▸ **PROBLEM**
Check each line of the material below for the string "JSON", then report how many lines have it, and nothing else.

▸ **RECORDS FOR THIS EXERCISE**
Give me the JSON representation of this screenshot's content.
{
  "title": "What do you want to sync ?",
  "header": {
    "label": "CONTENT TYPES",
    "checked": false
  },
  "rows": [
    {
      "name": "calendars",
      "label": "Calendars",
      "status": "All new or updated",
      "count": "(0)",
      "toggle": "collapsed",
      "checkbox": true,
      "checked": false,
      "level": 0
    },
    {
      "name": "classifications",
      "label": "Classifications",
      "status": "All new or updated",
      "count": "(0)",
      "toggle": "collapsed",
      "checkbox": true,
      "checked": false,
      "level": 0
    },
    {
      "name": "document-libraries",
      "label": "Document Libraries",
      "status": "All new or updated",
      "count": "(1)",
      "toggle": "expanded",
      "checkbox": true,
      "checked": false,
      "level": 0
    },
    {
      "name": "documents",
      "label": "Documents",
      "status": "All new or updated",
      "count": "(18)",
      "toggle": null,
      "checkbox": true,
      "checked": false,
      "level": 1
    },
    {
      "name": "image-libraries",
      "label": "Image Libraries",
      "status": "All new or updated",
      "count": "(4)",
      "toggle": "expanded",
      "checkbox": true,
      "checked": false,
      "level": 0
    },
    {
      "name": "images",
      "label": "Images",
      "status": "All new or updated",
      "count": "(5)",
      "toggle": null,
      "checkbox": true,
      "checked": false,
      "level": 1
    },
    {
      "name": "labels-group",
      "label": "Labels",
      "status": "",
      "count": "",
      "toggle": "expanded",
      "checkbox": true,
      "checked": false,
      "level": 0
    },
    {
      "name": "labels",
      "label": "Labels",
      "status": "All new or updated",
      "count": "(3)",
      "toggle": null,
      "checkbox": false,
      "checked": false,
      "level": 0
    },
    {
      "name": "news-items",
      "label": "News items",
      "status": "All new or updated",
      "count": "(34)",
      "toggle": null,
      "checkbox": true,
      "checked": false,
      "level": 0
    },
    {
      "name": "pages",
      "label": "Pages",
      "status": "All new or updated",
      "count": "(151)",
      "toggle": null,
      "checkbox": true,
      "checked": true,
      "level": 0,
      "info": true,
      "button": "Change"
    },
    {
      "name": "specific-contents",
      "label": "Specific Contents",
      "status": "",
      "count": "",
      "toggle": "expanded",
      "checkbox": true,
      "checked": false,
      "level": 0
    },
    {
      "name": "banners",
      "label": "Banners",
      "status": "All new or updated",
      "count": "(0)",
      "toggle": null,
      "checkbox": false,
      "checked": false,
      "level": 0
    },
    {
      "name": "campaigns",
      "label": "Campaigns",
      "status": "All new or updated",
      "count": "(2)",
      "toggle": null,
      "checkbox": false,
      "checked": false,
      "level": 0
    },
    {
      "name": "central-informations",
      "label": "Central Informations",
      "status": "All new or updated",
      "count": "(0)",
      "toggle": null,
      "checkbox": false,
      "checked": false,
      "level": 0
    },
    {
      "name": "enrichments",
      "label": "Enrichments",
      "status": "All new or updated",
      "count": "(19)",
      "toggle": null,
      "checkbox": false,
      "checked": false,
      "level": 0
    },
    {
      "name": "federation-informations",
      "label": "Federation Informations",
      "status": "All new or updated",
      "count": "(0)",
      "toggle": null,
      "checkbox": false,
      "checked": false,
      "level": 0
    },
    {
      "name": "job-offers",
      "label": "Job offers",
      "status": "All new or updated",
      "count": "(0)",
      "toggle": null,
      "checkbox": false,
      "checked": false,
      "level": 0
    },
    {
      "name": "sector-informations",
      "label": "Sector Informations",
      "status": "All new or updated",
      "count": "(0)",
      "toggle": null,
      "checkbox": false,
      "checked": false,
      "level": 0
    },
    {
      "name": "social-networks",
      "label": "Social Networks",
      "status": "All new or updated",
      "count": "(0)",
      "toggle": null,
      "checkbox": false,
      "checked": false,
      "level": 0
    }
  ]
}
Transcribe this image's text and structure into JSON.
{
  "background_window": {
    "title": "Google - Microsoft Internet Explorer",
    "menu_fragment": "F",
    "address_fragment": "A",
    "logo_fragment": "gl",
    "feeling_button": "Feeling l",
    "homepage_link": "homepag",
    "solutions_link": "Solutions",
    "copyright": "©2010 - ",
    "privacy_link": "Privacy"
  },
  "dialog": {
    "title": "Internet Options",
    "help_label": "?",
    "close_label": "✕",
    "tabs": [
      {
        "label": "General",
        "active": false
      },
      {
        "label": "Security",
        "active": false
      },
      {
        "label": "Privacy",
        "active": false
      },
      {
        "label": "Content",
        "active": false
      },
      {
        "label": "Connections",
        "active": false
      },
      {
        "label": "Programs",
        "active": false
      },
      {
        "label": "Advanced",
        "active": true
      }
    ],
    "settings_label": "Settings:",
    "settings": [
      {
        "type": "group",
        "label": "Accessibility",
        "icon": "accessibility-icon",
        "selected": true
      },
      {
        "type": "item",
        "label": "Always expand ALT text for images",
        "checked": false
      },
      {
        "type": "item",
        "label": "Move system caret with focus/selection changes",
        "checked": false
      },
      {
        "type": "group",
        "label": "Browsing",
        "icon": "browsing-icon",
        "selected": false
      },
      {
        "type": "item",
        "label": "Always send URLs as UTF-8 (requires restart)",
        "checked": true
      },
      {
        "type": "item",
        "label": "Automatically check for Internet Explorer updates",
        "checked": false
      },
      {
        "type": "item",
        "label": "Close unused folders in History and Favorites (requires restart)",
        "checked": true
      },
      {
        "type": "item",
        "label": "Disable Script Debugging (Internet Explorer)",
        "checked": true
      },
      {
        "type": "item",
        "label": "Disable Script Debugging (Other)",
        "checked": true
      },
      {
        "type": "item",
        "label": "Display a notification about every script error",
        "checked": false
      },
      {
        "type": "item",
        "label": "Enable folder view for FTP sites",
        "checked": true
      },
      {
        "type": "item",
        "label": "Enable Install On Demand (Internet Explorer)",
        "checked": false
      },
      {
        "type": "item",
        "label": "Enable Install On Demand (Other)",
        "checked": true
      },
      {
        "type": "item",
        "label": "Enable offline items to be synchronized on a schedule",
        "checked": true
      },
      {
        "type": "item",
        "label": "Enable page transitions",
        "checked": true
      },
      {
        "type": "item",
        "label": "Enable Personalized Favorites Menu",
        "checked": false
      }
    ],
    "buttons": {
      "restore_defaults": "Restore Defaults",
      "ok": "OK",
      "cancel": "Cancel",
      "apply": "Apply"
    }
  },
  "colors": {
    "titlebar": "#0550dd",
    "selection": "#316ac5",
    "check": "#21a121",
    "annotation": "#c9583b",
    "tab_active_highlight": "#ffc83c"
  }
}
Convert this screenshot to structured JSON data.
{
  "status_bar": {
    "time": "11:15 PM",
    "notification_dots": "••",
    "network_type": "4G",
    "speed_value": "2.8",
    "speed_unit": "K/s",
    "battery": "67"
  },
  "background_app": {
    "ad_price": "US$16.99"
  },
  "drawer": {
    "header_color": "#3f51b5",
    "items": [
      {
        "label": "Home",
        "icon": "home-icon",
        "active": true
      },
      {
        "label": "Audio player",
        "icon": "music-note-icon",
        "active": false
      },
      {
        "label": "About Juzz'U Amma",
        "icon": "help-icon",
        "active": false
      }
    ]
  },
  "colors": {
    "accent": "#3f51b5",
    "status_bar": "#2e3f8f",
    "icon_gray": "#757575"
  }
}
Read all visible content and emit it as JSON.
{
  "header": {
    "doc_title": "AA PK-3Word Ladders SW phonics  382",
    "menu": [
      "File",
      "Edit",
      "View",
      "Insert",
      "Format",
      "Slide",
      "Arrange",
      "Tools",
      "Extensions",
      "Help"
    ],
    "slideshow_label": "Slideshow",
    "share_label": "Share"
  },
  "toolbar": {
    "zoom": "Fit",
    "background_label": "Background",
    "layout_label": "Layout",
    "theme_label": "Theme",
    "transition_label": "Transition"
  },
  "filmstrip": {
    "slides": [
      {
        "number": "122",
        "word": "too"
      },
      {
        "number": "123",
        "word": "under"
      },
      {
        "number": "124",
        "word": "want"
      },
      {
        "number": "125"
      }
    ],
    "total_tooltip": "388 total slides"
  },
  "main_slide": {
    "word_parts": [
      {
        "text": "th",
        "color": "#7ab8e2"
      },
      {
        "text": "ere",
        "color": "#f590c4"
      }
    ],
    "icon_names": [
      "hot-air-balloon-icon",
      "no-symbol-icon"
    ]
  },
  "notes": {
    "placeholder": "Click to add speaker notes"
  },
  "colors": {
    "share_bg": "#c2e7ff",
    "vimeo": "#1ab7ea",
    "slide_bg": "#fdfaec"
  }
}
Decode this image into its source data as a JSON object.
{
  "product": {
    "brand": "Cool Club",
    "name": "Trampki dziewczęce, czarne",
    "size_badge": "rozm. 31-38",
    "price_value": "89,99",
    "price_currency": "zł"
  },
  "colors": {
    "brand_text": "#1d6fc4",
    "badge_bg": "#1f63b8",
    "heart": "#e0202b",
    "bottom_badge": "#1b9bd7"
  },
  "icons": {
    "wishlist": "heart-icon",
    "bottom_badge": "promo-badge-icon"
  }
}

▸ **WORKED ANSWER**
5